* Data in this exercise *
================

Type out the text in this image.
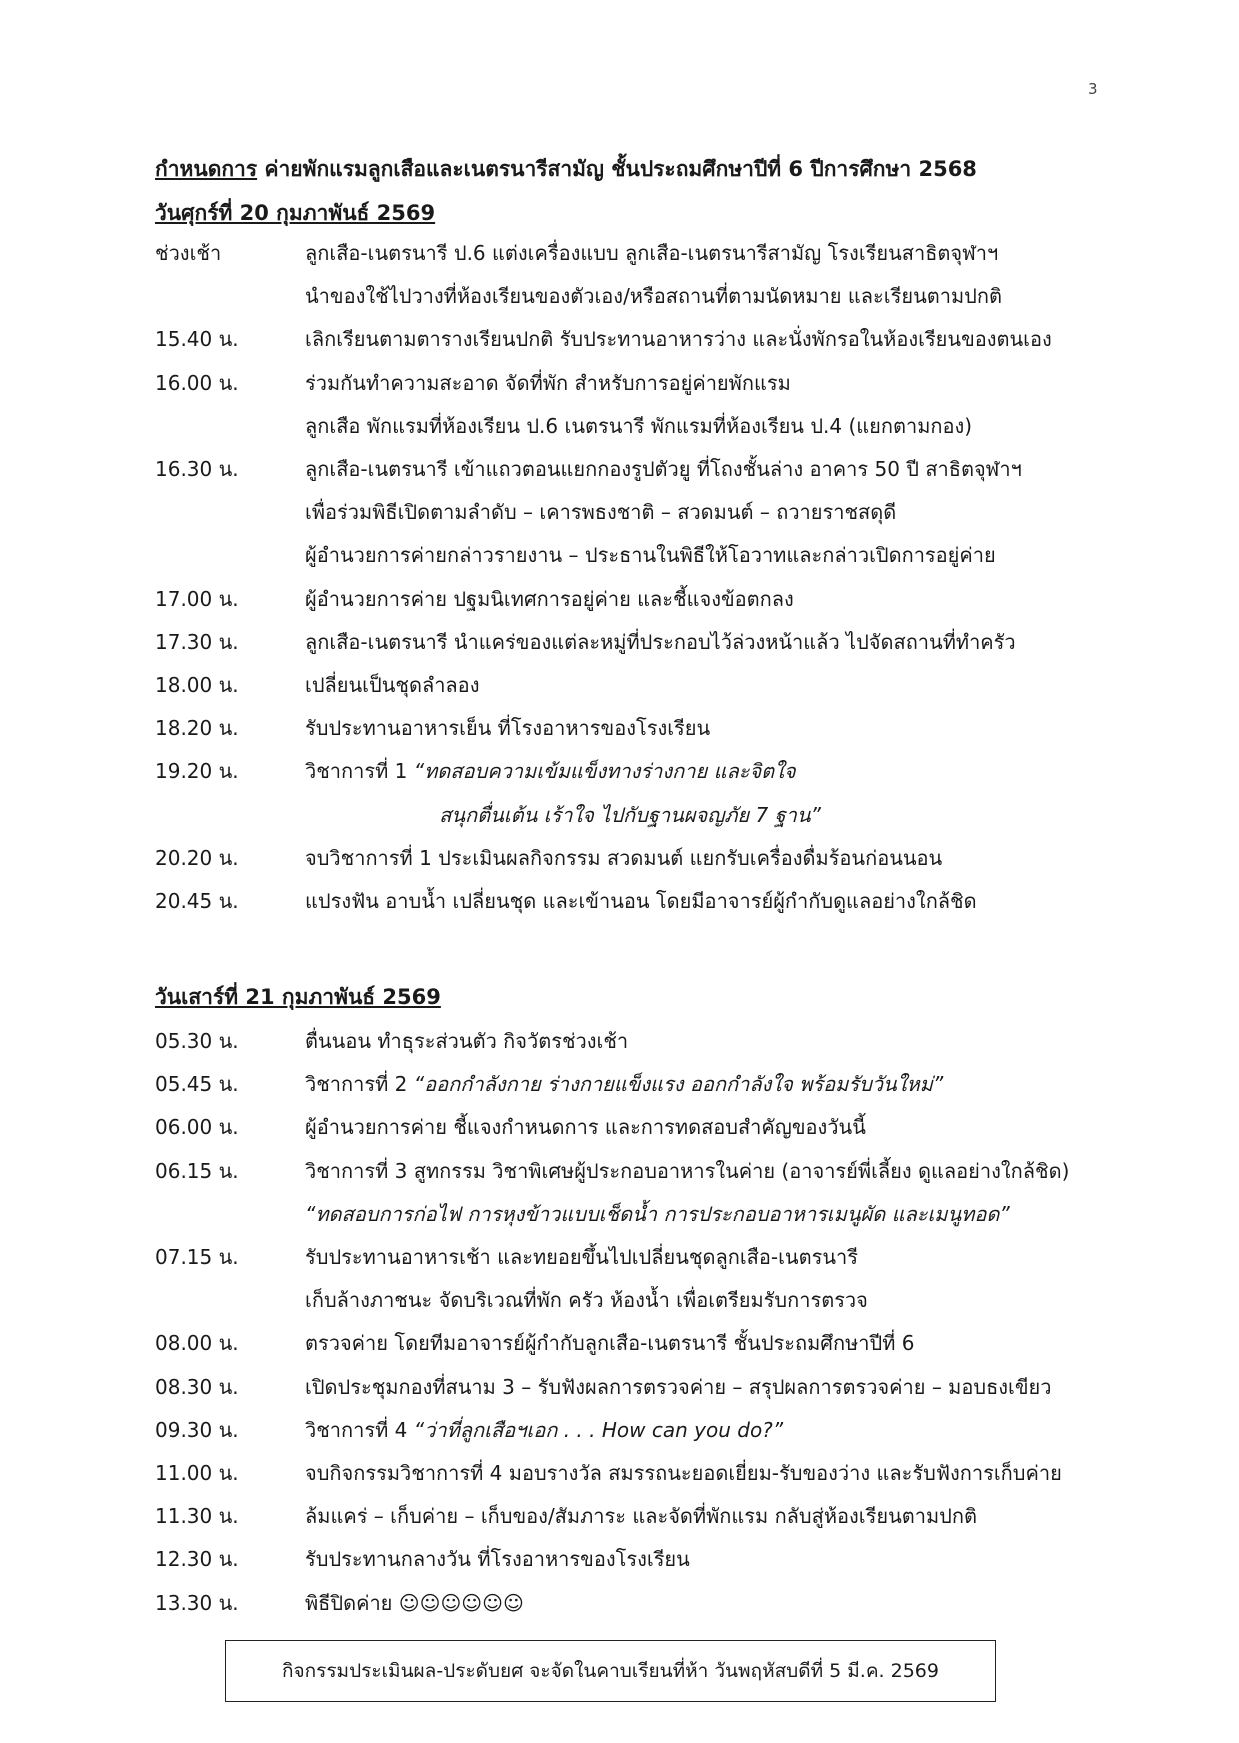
3
กำหนดการ ค่ายพักแรมลูกเสือและเนตรนารีสามัญ ชั้นประถมศึกษาปีที่ 6 ปีการศึกษา 2568
วันศุกร์ที่ 20 กุมภาพันธ์ 2569
ช่วงเช้า	ลูกเสือ-เนตรนารี ป.6 แต่งเครื่องแบบ ลูกเสือ-เนตรนารีสามัญ โรงเรียนสาธิตจุฬาฯ
นำของใช้ไปวางที่ห้องเรียนของตัวเอง/หรือสถานที่ตามนัดหมาย และเรียนตามปกติ
15.40 น.	เลิกเรียนตามตารางเรียนปกติ รับประทานอาหารว่าง และนั่งพักรอในห้องเรียนของตนเอง
16.00 น.	ร่วมกันทำความสะอาด จัดที่พัก สำหรับการอยู่ค่ายพักแรม
ลูกเสือ พักแรมที่ห้องเรียน ป.6 เนตรนารี พักแรมที่ห้องเรียน ป.4 (แยกตามกอง)
16.30 น.	ลูกเสือ-เนตรนารี เข้าแถวตอนแยกกองรูปตัวยู ที่โถงชั้นล่าง อาคาร 50 ปี สาธิตจุฬาฯ
เพื่อร่วมพิธีเปิดตามลำดับ – เคารพธงชาติ – สวดมนต์ – ถวายราชสดุดี
ผู้อำนวยการค่ายกล่าวรายงาน – ประธานในพิธีให้โอวาทและกล่าวเปิดการอยู่ค่าย
17.00 น.	ผู้อำนวยการค่าย ปฐมนิเทศการอยู่ค่าย และชี้แจงข้อตกลง
17.30 น.	ลูกเสือ-เนตรนารี นำแคร่ของแต่ละหมู่ที่ประกอบไว้ล่วงหน้าแล้ว ไปจัดสถานที่ทำครัว
18.00 น.	เปลี่ยนเป็นชุดลำลอง
18.20 น.	รับประทานอาหารเย็น ที่โรงอาหารของโรงเรียน
19.20 น.	วิชาการที่ 1 “ทดสอบความเข้มแข็งทางร่างกาย และจิตใจ
สนุกตื่นเต้น เร้าใจ ไปกับฐานผจญภัย 7 ฐาน”
20.20 น.	จบวิชาการที่ 1 ประเมินผลกิจกรรม สวดมนต์ แยกรับเครื่องดื่มร้อนก่อนนอน
20.45 น.	แปรงฟัน อาบน้ำ เปลี่ยนชุด และเข้านอน โดยมีอาจารย์ผู้กำกับดูแลอย่างใกล้ชิด
วันเสาร์ที่ 21 กุมภาพันธ์ 2569
05.30 น.	ตื่นนอน ทำธุระส่วนตัว กิจวัตรช่วงเช้า
05.45 น.	วิชาการที่ 2 “ออกกำลังกาย ร่างกายแข็งแรง ออกกำลังใจ พร้อมรับวันใหม่”
06.00 น.	ผู้อำนวยการค่าย ชี้แจงกำหนดการ และการทดสอบสำคัญของวันนี้
06.15 น.	วิชาการที่ 3 สูทกรรม วิชาพิเศษผู้ประกอบอาหารในค่าย (อาจารย์พี่เลี้ยง ดูแลอย่างใกล้ชิด)
“ทดสอบการก่อไฟ การหุงข้าวแบบเช็ดน้ำ การประกอบอาหารเมนูผัด และเมนูทอด”
07.15 น.	รับประทานอาหารเช้า และทยอยขึ้นไปเปลี่ยนชุดลูกเสือ-เนตรนารี
เก็บล้างภาชนะ จัดบริเวณที่พัก ครัว ห้องน้ำ เพื่อเตรียมรับการตรวจ
08.00 น.	ตรวจค่าย โดยทีมอาจารย์ผู้กำกับลูกเสือ-เนตรนารี ชั้นประถมศึกษาปีที่ 6
08.30 น.	เปิดประชุมกองที่สนาม 3 – รับฟังผลการตรวจค่าย – สรุปผลการตรวจค่าย – มอบธงเขียว
09.30 น.	วิชาการที่ 4 “ว่าที่ลูกเสือฯเอก . . . How can you do?”
11.00 น.	จบกิจกรรมวิชาการที่ 4 มอบรางวัล สมรรถนะยอดเยี่ยม-รับของว่าง และรับฟังการเก็บค่าย
11.30 น.	ล้มแคร่ – เก็บค่าย – เก็บของ/สัมภาระ และจัดที่พักแรม กลับสู่ห้องเรียนตามปกติ
12.30 น.	รับประทานกลางวัน ที่โรงอาหารของโรงเรียน
13.30 น.	พิธีปิดค่าย ☺☺☺☺☺☺
กิจกรรมประเมินผล-ประดับยศ จะจัดในคาบเรียนที่ห้า วันพฤหัสบดีที่ 5 มี.ค. 2569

================

Return all of the data exactly as written, and drop the pictures.

Type out the text in this image.
3
กำหนดการ ค่ายพักแรมลูกเสือและเนตรนารีสามัญ ชั้นประถมศึกษาปีที่ 6 ปีการศึกษา 2568
วันศุกร์ที่ 20 กุมภาพันธ์ 2569
ช่วงเช้า	ลูกเสือ-เนตรนารี ป.6 แต่งเครื่องแบบ ลูกเสือ-เนตรนารีสามัญ โรงเรียนสาธิตจุฬาฯ
นำของใช้ไปวางที่ห้องเรียนของตัวเอง/หรือสถานที่ตามนัดหมาย และเรียนตามปกติ
15.40 น.	เลิกเรียนตามตารางเรียนปกติ รับประทานอาหารว่าง และนั่งพักรอในห้องเรียนของตนเอง
16.00 น.	ร่วมกันทำความสะอาด จัดที่พัก สำหรับการอยู่ค่ายพักแรม
ลูกเสือ พักแรมที่ห้องเรียน ป.6 เนตรนารี พักแรมที่ห้องเรียน ป.4 (แยกตามกอง)
16.30 น.	ลูกเสือ-เนตรนารี เข้าแถวตอนแยกกองรูปตัวยู ที่โถงชั้นล่าง อาคาร 50 ปี สาธิตจุฬาฯ
เพื่อร่วมพิธีเปิดตามลำดับ – เคารพธงชาติ – สวดมนต์ – ถวายราชสดุดี
ผู้อำนวยการค่ายกล่าวรายงาน – ประธานในพิธีให้โอวาทและกล่าวเปิดการอยู่ค่าย
17.00 น.	ผู้อำนวยการค่าย ปฐมนิเทศการอยู่ค่าย และชี้แจงข้อตกลง
17.30 น.	ลูกเสือ-เนตรนารี นำแคร่ของแต่ละหมู่ที่ประกอบไว้ล่วงหน้าแล้ว ไปจัดสถานที่ทำครัว
18.00 น.	เปลี่ยนเป็นชุดลำลอง
18.20 น.	รับประทานอาหารเย็น ที่โรงอาหารของโรงเรียน
19.20 น.	วิชาการที่ 1 “ทดสอบความเข้มแข็งทางร่างกาย และจิตใจ
สนุกตื่นเต้น เร้าใจ ไปกับฐานผจญภัย 7 ฐาน”
20.20 น.	จบวิชาการที่ 1 ประเมินผลกิจกรรม สวดมนต์ แยกรับเครื่องดื่มร้อนก่อนนอน
20.45 น.	แปรงฟัน อาบน้ำ เปลี่ยนชุด และเข้านอน โดยมีอาจารย์ผู้กำกับดูแลอย่างใกล้ชิด
วันเสาร์ที่ 21 กุมภาพันธ์ 2569
05.30 น.	ตื่นนอน ทำธุระส่วนตัว กิจวัตรช่วงเช้า
05.45 น.	วิชาการที่ 2 “ออกกำลังกาย ร่างกายแข็งแรง ออกกำลังใจ พร้อมรับวันใหม่”
06.00 น.	ผู้อำนวยการค่าย ชี้แจงกำหนดการ และการทดสอบสำคัญของวันนี้
06.15 น.	วิชาการที่ 3 สูทกรรม วิชาพิเศษผู้ประกอบอาหารในค่าย (อาจารย์พี่เลี้ยง ดูแลอย่างใกล้ชิด)
“ทดสอบการก่อไฟ การหุงข้าวแบบเช็ดน้ำ การประกอบอาหารเมนูผัด และเมนูทอด”
07.15 น.	รับประทานอาหารเช้า และทยอยขึ้นไปเปลี่ยนชุดลูกเสือ-เนตรนารี
เก็บล้างภาชนะ จัดบริเวณที่พัก ครัว ห้องน้ำ เพื่อเตรียมรับการตรวจ
08.00 น.	ตรวจค่าย โดยทีมอาจารย์ผู้กำกับลูกเสือ-เนตรนารี ชั้นประถมศึกษาปีที่ 6
08.30 น.	เปิดประชุมกองที่สนาม 3 – รับฟังผลการตรวจค่าย – สรุปผลการตรวจค่าย – มอบธงเขียว
09.30 น.	วิชาการที่ 4 “ว่าที่ลูกเสือฯเอก . . . How can you do?”
11.00 น.	จบกิจกรรมวิชาการที่ 4 มอบรางวัล สมรรถนะยอดเยี่ยม-รับของว่าง และรับฟังการเก็บค่าย
11.30 น.	ล้มแคร่ – เก็บค่าย – เก็บของ/สัมภาระ และจัดที่พักแรม กลับสู่ห้องเรียนตามปกติ
12.30 น.	รับประทานกลางวัน ที่โรงอาหารของโรงเรียน
13.30 น.	พิธีปิดค่าย ☺☺☺☺☺☺
กิจกรรมประเมินผล-ประดับยศ จะจัดในคาบเรียนที่ห้า วันพฤหัสบดีที่ 5 มี.ค. 2569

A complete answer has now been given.